* _THE INPUT_
--- start ---
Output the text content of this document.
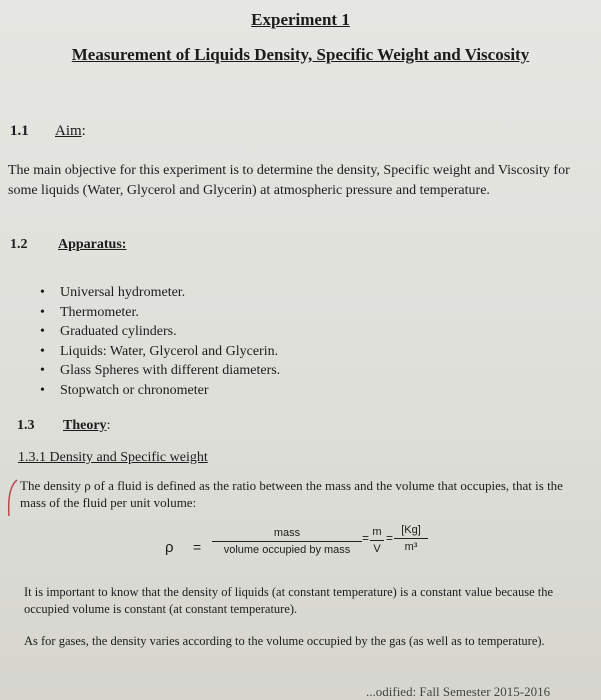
Experiment 1
Measurement of Liquids Density, Specific Weight and Viscosity
1.1 Aim:
The main objective for this experiment is to determine the density, Specific weight and Viscosity for some liquids (Water, Glycerol and Glycerin) at atmospheric pressure and temperature.
1.2 Apparatus:
•	Universal hydrometer.
•	Thermometer.
•	Graduated cylinders.
•	Liquids: Water, Glycerol and Glycerin.
•	Glass Spheres with different diameters.
•	Stopwatch or chronometer
1.3 Theory:
1.3.1 Density and Specific weight
The density ρ of a fluid is defined as the ratio between the mass and the volume that occupies, that is the mass of the fluid per unit volume:
ρ =
mass
volume occupied by mass
= m
V
=
[Kg]
m³
It is important to know that the density of liquids (at constant temperature) is a constant value because the occupied volume is constant (at constant temperature).
As for gases, the density varies according to the volume occupied by the gas (as well as to temperature).
...odified: Fall Semester 2015-2016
--- end ---
* _THE PROBLEM_
Ignore the images and quote every line of the listing exactly.

* _ANSWER IN FULL_
Output the text content of this document.
Experiment 1
Measurement of Liquids Density, Specific Weight and Viscosity
1.1 Aim:
The main objective for this experiment is to determine the density, Specific weight and Viscosity for some liquids (Water, Glycerol and Glycerin) at atmospheric pressure and temperature.
1.2 Apparatus:
•	Universal hydrometer.
•	Thermometer.
•	Graduated cylinders.
•	Liquids: Water, Glycerol and Glycerin.
•	Glass Spheres with different diameters.
•	Stopwatch or chronometer
1.3 Theory:
1.3.1 Density and Specific weight
The density ρ of a fluid is defined as the ratio between the mass and the volume that occupies, that is the mass of the fluid per unit volume:
ρ =
mass
volume occupied by mass
= m
V
=
[Kg]
m³
It is important to know that the density of liquids (at constant temperature) is a constant value because the occupied volume is constant (at constant temperature).
As for gases, the density varies according to the volume occupied by the gas (as well as to temperature).
...odified: Fall Semester 2015-2016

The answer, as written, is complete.